[Records from a collection]
——————

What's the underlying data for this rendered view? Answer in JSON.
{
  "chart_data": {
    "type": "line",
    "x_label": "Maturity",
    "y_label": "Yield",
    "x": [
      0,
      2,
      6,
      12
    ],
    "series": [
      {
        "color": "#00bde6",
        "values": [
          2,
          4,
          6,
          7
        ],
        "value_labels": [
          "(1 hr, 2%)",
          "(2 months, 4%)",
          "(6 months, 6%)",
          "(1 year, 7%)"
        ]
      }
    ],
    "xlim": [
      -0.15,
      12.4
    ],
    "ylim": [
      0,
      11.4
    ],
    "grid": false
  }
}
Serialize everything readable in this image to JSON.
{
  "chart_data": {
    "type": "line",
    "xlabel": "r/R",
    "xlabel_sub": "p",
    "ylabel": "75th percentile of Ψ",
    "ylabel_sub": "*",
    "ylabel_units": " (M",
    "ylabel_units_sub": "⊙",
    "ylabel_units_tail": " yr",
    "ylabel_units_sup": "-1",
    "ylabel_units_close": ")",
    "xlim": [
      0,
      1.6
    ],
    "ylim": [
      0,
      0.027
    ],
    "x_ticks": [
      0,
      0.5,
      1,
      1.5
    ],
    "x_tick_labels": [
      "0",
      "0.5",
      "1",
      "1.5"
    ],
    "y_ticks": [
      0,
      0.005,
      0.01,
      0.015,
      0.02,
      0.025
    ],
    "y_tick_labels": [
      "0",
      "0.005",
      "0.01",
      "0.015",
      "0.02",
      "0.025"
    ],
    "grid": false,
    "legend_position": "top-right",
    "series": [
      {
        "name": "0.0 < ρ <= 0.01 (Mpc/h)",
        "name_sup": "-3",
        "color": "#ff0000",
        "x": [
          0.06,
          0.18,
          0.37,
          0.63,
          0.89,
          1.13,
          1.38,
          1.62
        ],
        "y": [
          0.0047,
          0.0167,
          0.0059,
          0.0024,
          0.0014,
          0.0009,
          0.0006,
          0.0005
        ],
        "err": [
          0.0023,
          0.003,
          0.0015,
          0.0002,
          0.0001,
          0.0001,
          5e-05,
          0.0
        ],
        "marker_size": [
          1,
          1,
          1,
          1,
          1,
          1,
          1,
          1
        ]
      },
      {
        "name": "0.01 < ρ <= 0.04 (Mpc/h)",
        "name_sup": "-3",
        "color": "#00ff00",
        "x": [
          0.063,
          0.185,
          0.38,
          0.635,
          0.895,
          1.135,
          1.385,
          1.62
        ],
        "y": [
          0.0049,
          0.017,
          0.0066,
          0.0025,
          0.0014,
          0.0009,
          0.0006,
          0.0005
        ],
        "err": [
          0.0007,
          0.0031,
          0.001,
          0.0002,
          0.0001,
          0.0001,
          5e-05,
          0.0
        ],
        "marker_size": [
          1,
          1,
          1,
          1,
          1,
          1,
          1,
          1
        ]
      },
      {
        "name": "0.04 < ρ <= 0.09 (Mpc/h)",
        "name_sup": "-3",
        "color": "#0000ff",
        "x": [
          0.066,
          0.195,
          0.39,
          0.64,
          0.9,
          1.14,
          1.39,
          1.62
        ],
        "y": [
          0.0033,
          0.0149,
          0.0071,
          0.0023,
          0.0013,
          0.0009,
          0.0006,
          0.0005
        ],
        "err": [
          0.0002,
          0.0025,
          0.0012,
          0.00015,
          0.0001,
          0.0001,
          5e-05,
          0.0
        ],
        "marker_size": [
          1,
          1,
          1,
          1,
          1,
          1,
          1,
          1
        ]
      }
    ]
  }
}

——————

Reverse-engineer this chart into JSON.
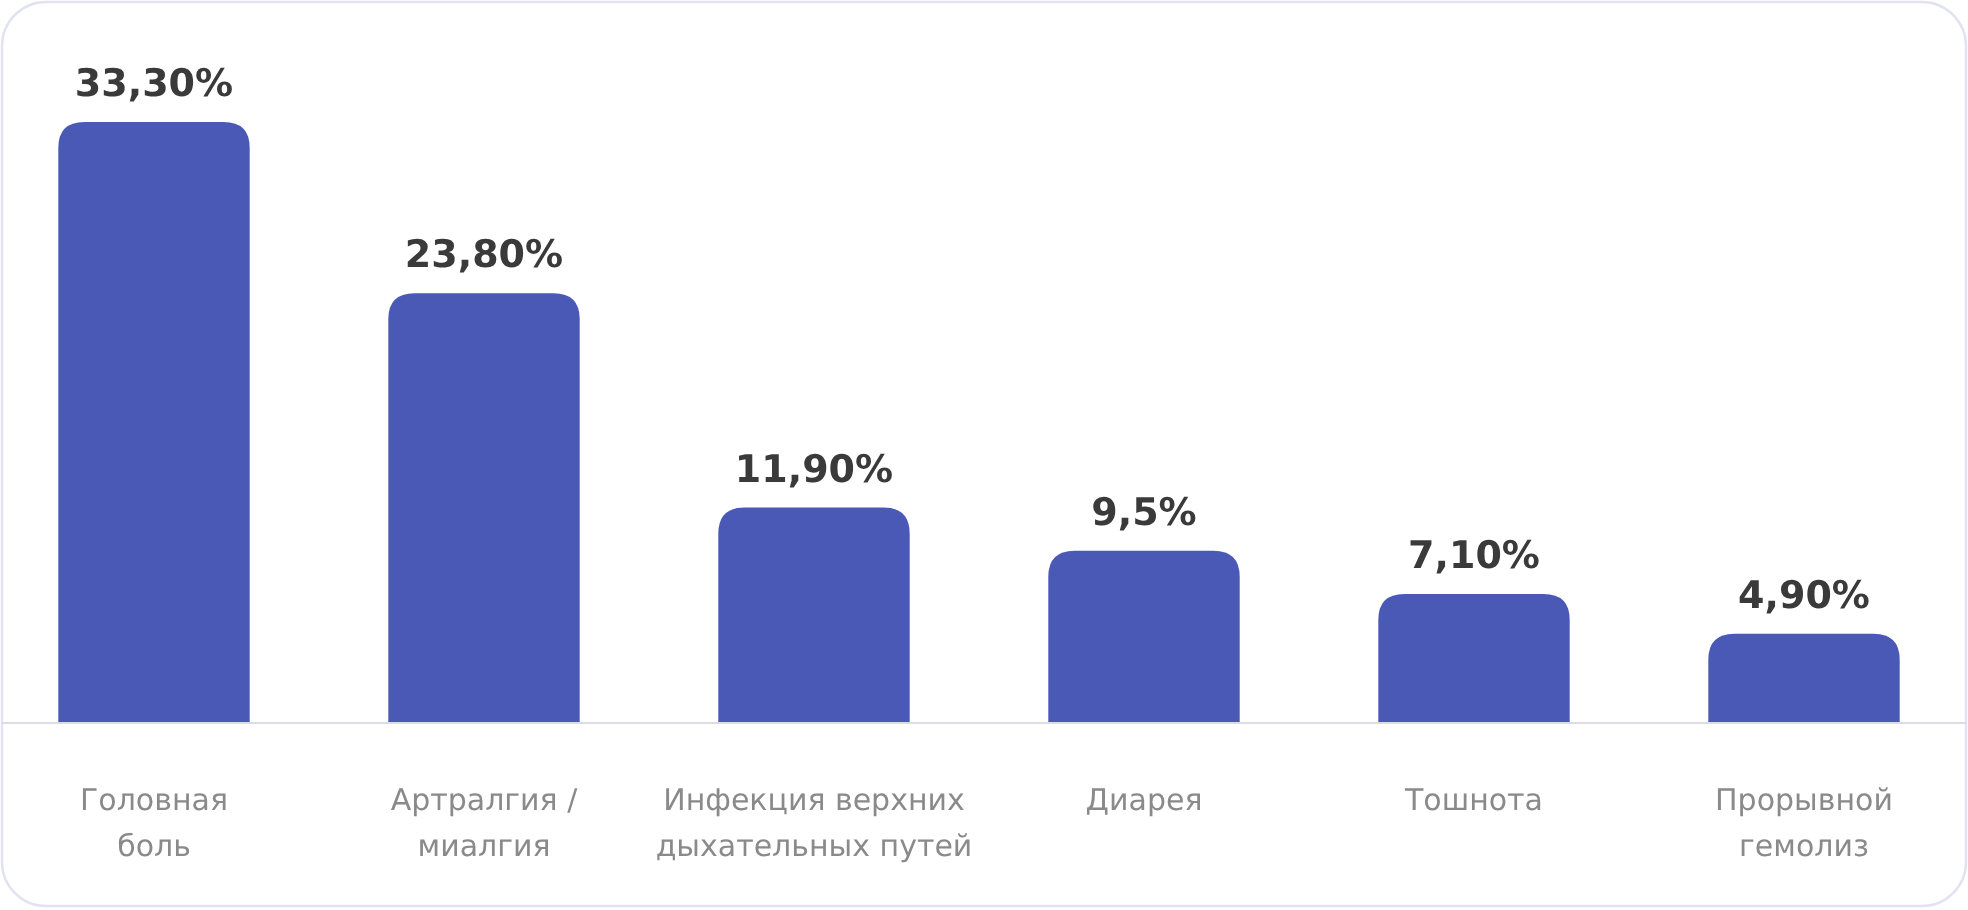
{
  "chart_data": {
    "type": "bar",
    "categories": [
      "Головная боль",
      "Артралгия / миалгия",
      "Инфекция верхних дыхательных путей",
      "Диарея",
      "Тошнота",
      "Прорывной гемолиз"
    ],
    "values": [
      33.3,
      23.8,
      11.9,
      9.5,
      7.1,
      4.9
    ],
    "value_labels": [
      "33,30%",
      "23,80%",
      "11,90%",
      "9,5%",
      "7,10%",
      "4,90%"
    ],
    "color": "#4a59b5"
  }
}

——————

**Exercise objective**
Copy each line above that contains the word "color".

**Output for this exercise**
        "color": "#00bde6",
        "color": "#ff0000",
        "color": "#00ff00",
        "color": "#0000ff",
    "color": "#4a59b5"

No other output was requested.